Dataset items:
* begin *

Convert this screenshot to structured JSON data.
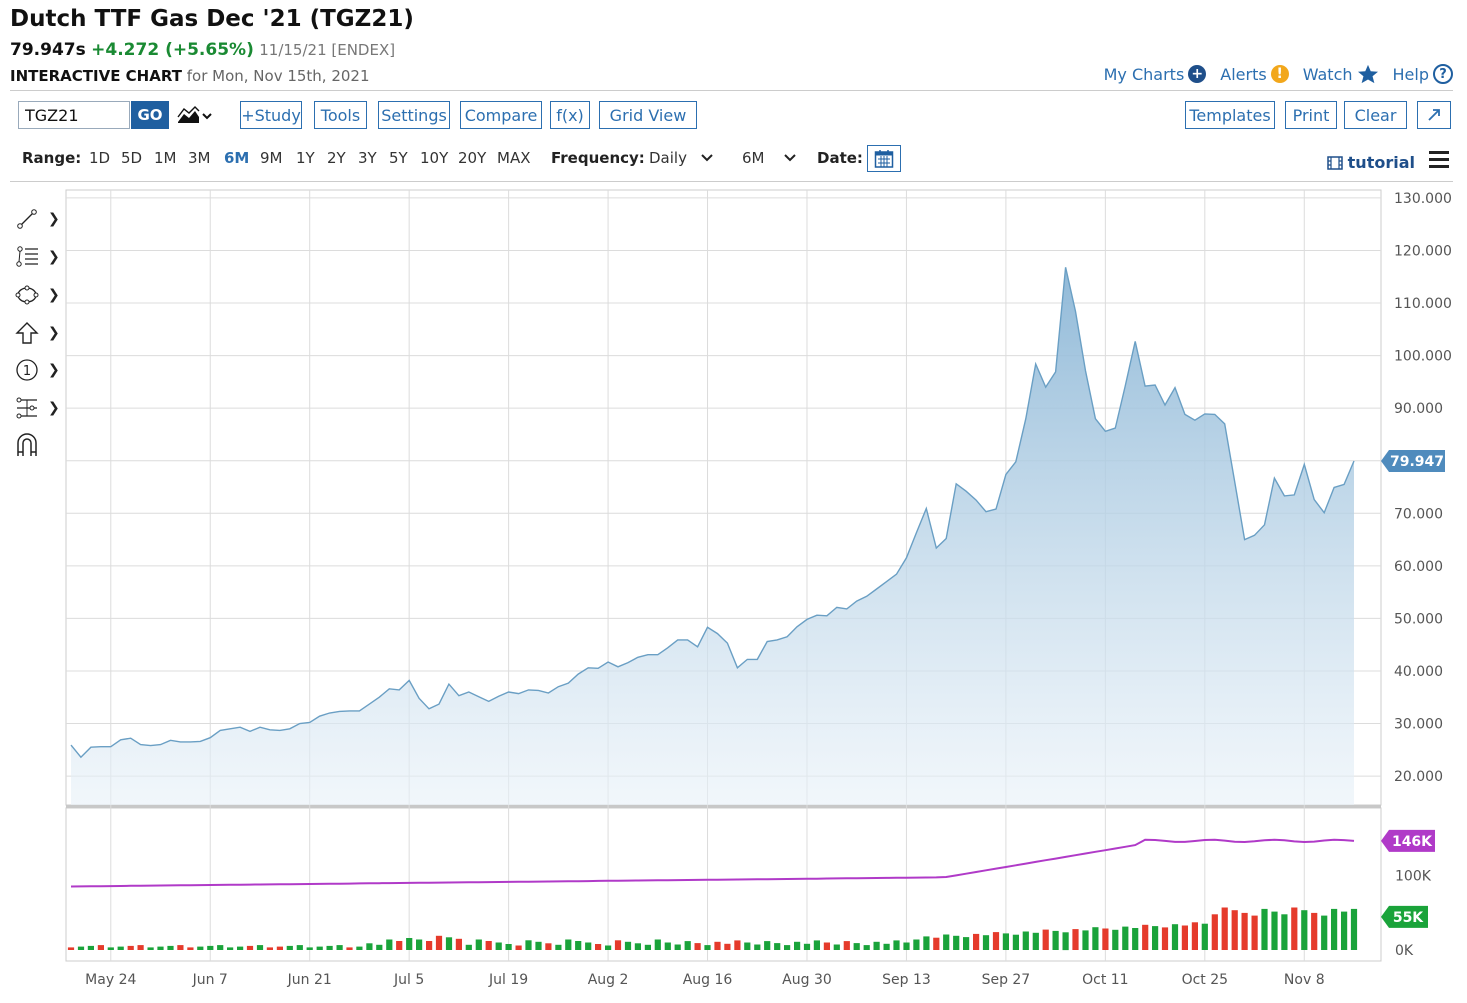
{
  "header": {
    "title": "Dutch TTF Gas Dec '21 (TGZ21)",
    "price": "79.947s",
    "change": "+4.272 (+5.65%)",
    "date_exchange": "11/15/21 [ENDEX]",
    "chart_label": "INTERACTIVE CHART",
    "chart_for": "for Mon, Nov 15th, 2021"
  },
  "top_links": {
    "my_charts": "My Charts",
    "alerts": "Alerts",
    "watch": "Watch",
    "help": "Help"
  },
  "toolbar": {
    "symbol_value": "TGZ21",
    "go": "GO",
    "study": "+Study",
    "tools": "Tools",
    "settings": "Settings",
    "compare": "Compare",
    "fx": "f(x)",
    "grid_view": "Grid View",
    "templates": "Templates",
    "print": "Print",
    "clear": "Clear"
  },
  "range_bar": {
    "range_label": "Range:",
    "ranges": [
      "1D",
      "5D",
      "1M",
      "3M",
      "6M",
      "9M",
      "1Y",
      "2Y",
      "3Y",
      "5Y",
      "10Y",
      "20Y",
      "MAX"
    ],
    "active_range": "6M",
    "frequency_label": "Frequency:",
    "frequency_value": "Daily",
    "period_value": "6M",
    "date_label": "Date:",
    "tutorial": "tutorial"
  },
  "colors": {
    "accent": "#2c6fb0",
    "area_line": "#6a9fc4",
    "volume_up": "#1aa33a",
    "volume_down": "#e53a2b",
    "open_interest": "#b03ac8"
  },
  "chart_data": {
    "type": "area",
    "title": "",
    "x": [
      "May 18",
      "May 19",
      "May 20",
      "May 21",
      "May 24",
      "May 25",
      "May 26",
      "May 27",
      "May 28",
      "May 31",
      "Jun 1",
      "Jun 2",
      "Jun 3",
      "Jun 4",
      "Jun 7",
      "Jun 8",
      "Jun 9",
      "Jun 10",
      "Jun 11",
      "Jun 14",
      "Jun 15",
      "Jun 16",
      "Jun 17",
      "Jun 18",
      "Jun 21",
      "Jun 22",
      "Jun 23",
      "Jun 24",
      "Jun 25",
      "Jun 28",
      "Jun 29",
      "Jun 30",
      "Jul 1",
      "Jul 2",
      "Jul 5",
      "Jul 6",
      "Jul 7",
      "Jul 8",
      "Jul 9",
      "Jul 12",
      "Jul 13",
      "Jul 14",
      "Jul 15",
      "Jul 16",
      "Jul 19",
      "Jul 20",
      "Jul 21",
      "Jul 22",
      "Jul 23",
      "Jul 26",
      "Jul 27",
      "Jul 28",
      "Jul 29",
      "Jul 30",
      "Aug 2",
      "Aug 3",
      "Aug 4",
      "Aug 5",
      "Aug 6",
      "Aug 9",
      "Aug 10",
      "Aug 11",
      "Aug 12",
      "Aug 13",
      "Aug 16",
      "Aug 17",
      "Aug 18",
      "Aug 19",
      "Aug 20",
      "Aug 23",
      "Aug 24",
      "Aug 25",
      "Aug 26",
      "Aug 27",
      "Aug 30",
      "Aug 31",
      "Sep 1",
      "Sep 2",
      "Sep 3",
      "Sep 6",
      "Sep 7",
      "Sep 8",
      "Sep 9",
      "Sep 10",
      "Sep 13",
      "Sep 14",
      "Sep 15",
      "Sep 16",
      "Sep 17",
      "Sep 20",
      "Sep 21",
      "Sep 22",
      "Sep 23",
      "Sep 24",
      "Sep 27",
      "Sep 28",
      "Sep 29",
      "Sep 30",
      "Oct 1",
      "Oct 4",
      "Oct 5",
      "Oct 6",
      "Oct 7",
      "Oct 8",
      "Oct 11",
      "Oct 12",
      "Oct 13",
      "Oct 14",
      "Oct 15",
      "Oct 18",
      "Oct 19",
      "Oct 20",
      "Oct 21",
      "Oct 22",
      "Oct 25",
      "Oct 26",
      "Oct 27",
      "Oct 28",
      "Oct 29",
      "Nov 1",
      "Nov 2",
      "Nov 3",
      "Nov 4",
      "Nov 5",
      "Nov 8",
      "Nov 9",
      "Nov 10",
      "Nov 11",
      "Nov 12",
      "Nov 15"
    ],
    "x_ticks": [
      "May 24",
      "Jun 7",
      "Jun 21",
      "Jul 5",
      "Jul 19",
      "Aug 2",
      "Aug 16",
      "Aug 30",
      "Sep 13",
      "Sep 27",
      "Oct 11",
      "Oct 25",
      "Nov 8"
    ],
    "y_ticks": [
      "130.000",
      "120.000",
      "110.000",
      "100.000",
      "90.000",
      "70.000",
      "60.000",
      "50.000",
      "40.000",
      "30.000",
      "20.000"
    ],
    "ylim": [
      14.5,
      131.5
    ],
    "last_price_label": "79.947",
    "last_price": 79.947,
    "price": [
      25.9,
      23.6,
      25.5,
      25.6,
      25.6,
      26.9,
      27.2,
      26.0,
      25.8,
      26.0,
      26.8,
      26.5,
      26.5,
      26.6,
      27.3,
      28.7,
      29.0,
      29.3,
      28.5,
      29.3,
      28.8,
      28.7,
      29.0,
      30.0,
      30.2,
      31.4,
      32.0,
      32.3,
      32.4,
      32.4,
      33.7,
      35.0,
      36.6,
      36.4,
      38.2,
      34.8,
      32.8,
      33.7,
      37.5,
      35.3,
      36.0,
      35.1,
      34.2,
      35.2,
      36.0,
      35.7,
      36.4,
      36.3,
      35.8,
      37.0,
      37.7,
      39.4,
      40.6,
      40.5,
      41.7,
      40.8,
      41.6,
      42.6,
      43.1,
      43.1,
      44.4,
      45.9,
      45.9,
      44.6,
      48.3,
      47.1,
      45.3,
      40.6,
      42.2,
      42.2,
      45.6,
      45.9,
      46.5,
      48.4,
      49.8,
      50.6,
      50.5,
      52.1,
      51.8,
      53.3,
      54.2,
      55.6,
      57.0,
      58.4,
      61.5,
      66.3,
      70.9,
      63.4,
      65.2,
      75.6,
      74.2,
      72.5,
      70.3,
      70.8,
      77.4,
      79.8,
      88.0,
      98.4,
      94.0,
      96.9,
      116.8,
      108.4,
      97.1,
      88.0,
      85.6,
      86.2,
      94.2,
      102.7,
      94.2,
      94.4,
      90.6,
      93.9,
      88.8,
      87.7,
      88.9,
      88.8,
      87.0,
      76.0,
      65.0,
      65.8,
      67.8,
      76.7,
      73.3,
      73.5,
      79.3,
      72.6,
      70.1,
      74.9,
      75.5,
      79.947
    ],
    "open_interest": {
      "last_label": "146K",
      "y_ticks": [
        "100K",
        "0K"
      ],
      "ylim": [
        0,
        190000
      ]
    },
    "volume": {
      "last_label": "55K",
      "ylim": [
        0,
        190000
      ]
    }
  }
}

* end *

* **Exercise**:
Output all of the records exactly as they appear above, but not the pictures.

* **Complete answer**:
Convert this screenshot to structured JSON data.
{
  "header": {
    "title": "Dutch TTF Gas Dec '21 (TGZ21)",
    "price": "79.947s",
    "change": "+4.272 (+5.65%)",
    "date_exchange": "11/15/21 [ENDEX]",
    "chart_label": "INTERACTIVE CHART",
    "chart_for": "for Mon, Nov 15th, 2021"
  },
  "top_links": {
    "my_charts": "My Charts",
    "alerts": "Alerts",
    "watch": "Watch",
    "help": "Help"
  },
  "toolbar": {
    "symbol_value": "TGZ21",
    "go": "GO",
    "study": "+Study",
    "tools": "Tools",
    "settings": "Settings",
    "compare": "Compare",
    "fx": "f(x)",
    "grid_view": "Grid View",
    "templates": "Templates",
    "print": "Print",
    "clear": "Clear"
  },
  "range_bar": {
    "range_label": "Range:",
    "ranges": [
      "1D",
      "5D",
      "1M",
      "3M",
      "6M",
      "9M",
      "1Y",
      "2Y",
      "3Y",
      "5Y",
      "10Y",
      "20Y",
      "MAX"
    ],
    "active_range": "6M",
    "frequency_label": "Frequency:",
    "frequency_value": "Daily",
    "period_value": "6M",
    "date_label": "Date:",
    "tutorial": "tutorial"
  },
  "colors": {
    "accent": "#2c6fb0",
    "area_line": "#6a9fc4",
    "volume_up": "#1aa33a",
    "volume_down": "#e53a2b",
    "open_interest": "#b03ac8"
  },
  "chart_data": {
    "type": "area",
    "title": "",
    "x": [
      "May 18",
      "May 19",
      "May 20",
      "May 21",
      "May 24",
      "May 25",
      "May 26",
      "May 27",
      "May 28",
      "May 31",
      "Jun 1",
      "Jun 2",
      "Jun 3",
      "Jun 4",
      "Jun 7",
      "Jun 8",
      "Jun 9",
      "Jun 10",
      "Jun 11",
      "Jun 14",
      "Jun 15",
      "Jun 16",
      "Jun 17",
      "Jun 18",
      "Jun 21",
      "Jun 22",
      "Jun 23",
      "Jun 24",
      "Jun 25",
      "Jun 28",
      "Jun 29",
      "Jun 30",
      "Jul 1",
      "Jul 2",
      "Jul 5",
      "Jul 6",
      "Jul 7",
      "Jul 8",
      "Jul 9",
      "Jul 12",
      "Jul 13",
      "Jul 14",
      "Jul 15",
      "Jul 16",
      "Jul 19",
      "Jul 20",
      "Jul 21",
      "Jul 22",
      "Jul 23",
      "Jul 26",
      "Jul 27",
      "Jul 28",
      "Jul 29",
      "Jul 30",
      "Aug 2",
      "Aug 3",
      "Aug 4",
      "Aug 5",
      "Aug 6",
      "Aug 9",
      "Aug 10",
      "Aug 11",
      "Aug 12",
      "Aug 13",
      "Aug 16",
      "Aug 17",
      "Aug 18",
      "Aug 19",
      "Aug 20",
      "Aug 23",
      "Aug 24",
      "Aug 25",
      "Aug 26",
      "Aug 27",
      "Aug 30",
      "Aug 31",
      "Sep 1",
      "Sep 2",
      "Sep 3",
      "Sep 6",
      "Sep 7",
      "Sep 8",
      "Sep 9",
      "Sep 10",
      "Sep 13",
      "Sep 14",
      "Sep 15",
      "Sep 16",
      "Sep 17",
      "Sep 20",
      "Sep 21",
      "Sep 22",
      "Sep 23",
      "Sep 24",
      "Sep 27",
      "Sep 28",
      "Sep 29",
      "Sep 30",
      "Oct 1",
      "Oct 4",
      "Oct 5",
      "Oct 6",
      "Oct 7",
      "Oct 8",
      "Oct 11",
      "Oct 12",
      "Oct 13",
      "Oct 14",
      "Oct 15",
      "Oct 18",
      "Oct 19",
      "Oct 20",
      "Oct 21",
      "Oct 22",
      "Oct 25",
      "Oct 26",
      "Oct 27",
      "Oct 28",
      "Oct 29",
      "Nov 1",
      "Nov 2",
      "Nov 3",
      "Nov 4",
      "Nov 5",
      "Nov 8",
      "Nov 9",
      "Nov 10",
      "Nov 11",
      "Nov 12",
      "Nov 15"
    ],
    "x_ticks": [
      "May 24",
      "Jun 7",
      "Jun 21",
      "Jul 5",
      "Jul 19",
      "Aug 2",
      "Aug 16",
      "Aug 30",
      "Sep 13",
      "Sep 27",
      "Oct 11",
      "Oct 25",
      "Nov 8"
    ],
    "y_ticks": [
      "130.000",
      "120.000",
      "110.000",
      "100.000",
      "90.000",
      "70.000",
      "60.000",
      "50.000",
      "40.000",
      "30.000",
      "20.000"
    ],
    "ylim": [
      14.5,
      131.5
    ],
    "last_price_label": "79.947",
    "last_price": 79.947,
    "price": [
      25.9,
      23.6,
      25.5,
      25.6,
      25.6,
      26.9,
      27.2,
      26.0,
      25.8,
      26.0,
      26.8,
      26.5,
      26.5,
      26.6,
      27.3,
      28.7,
      29.0,
      29.3,
      28.5,
      29.3,
      28.8,
      28.7,
      29.0,
      30.0,
      30.2,
      31.4,
      32.0,
      32.3,
      32.4,
      32.4,
      33.7,
      35.0,
      36.6,
      36.4,
      38.2,
      34.8,
      32.8,
      33.7,
      37.5,
      35.3,
      36.0,
      35.1,
      34.2,
      35.2,
      36.0,
      35.7,
      36.4,
      36.3,
      35.8,
      37.0,
      37.7,
      39.4,
      40.6,
      40.5,
      41.7,
      40.8,
      41.6,
      42.6,
      43.1,
      43.1,
      44.4,
      45.9,
      45.9,
      44.6,
      48.3,
      47.1,
      45.3,
      40.6,
      42.2,
      42.2,
      45.6,
      45.9,
      46.5,
      48.4,
      49.8,
      50.6,
      50.5,
      52.1,
      51.8,
      53.3,
      54.2,
      55.6,
      57.0,
      58.4,
      61.5,
      66.3,
      70.9,
      63.4,
      65.2,
      75.6,
      74.2,
      72.5,
      70.3,
      70.8,
      77.4,
      79.8,
      88.0,
      98.4,
      94.0,
      96.9,
      116.8,
      108.4,
      97.1,
      88.0,
      85.6,
      86.2,
      94.2,
      102.7,
      94.2,
      94.4,
      90.6,
      93.9,
      88.8,
      87.7,
      88.9,
      88.8,
      87.0,
      76.0,
      65.0,
      65.8,
      67.8,
      76.7,
      73.3,
      73.5,
      79.3,
      72.6,
      70.1,
      74.9,
      75.5,
      79.947
    ],
    "open_interest": {
      "last_label": "146K",
      "y_ticks": [
        "100K",
        "0K"
      ],
      "ylim": [
        0,
        190000
      ]
    },
    "volume": {
      "last_label": "55K",
      "ylim": [
        0,
        190000
      ]
    }
  }
}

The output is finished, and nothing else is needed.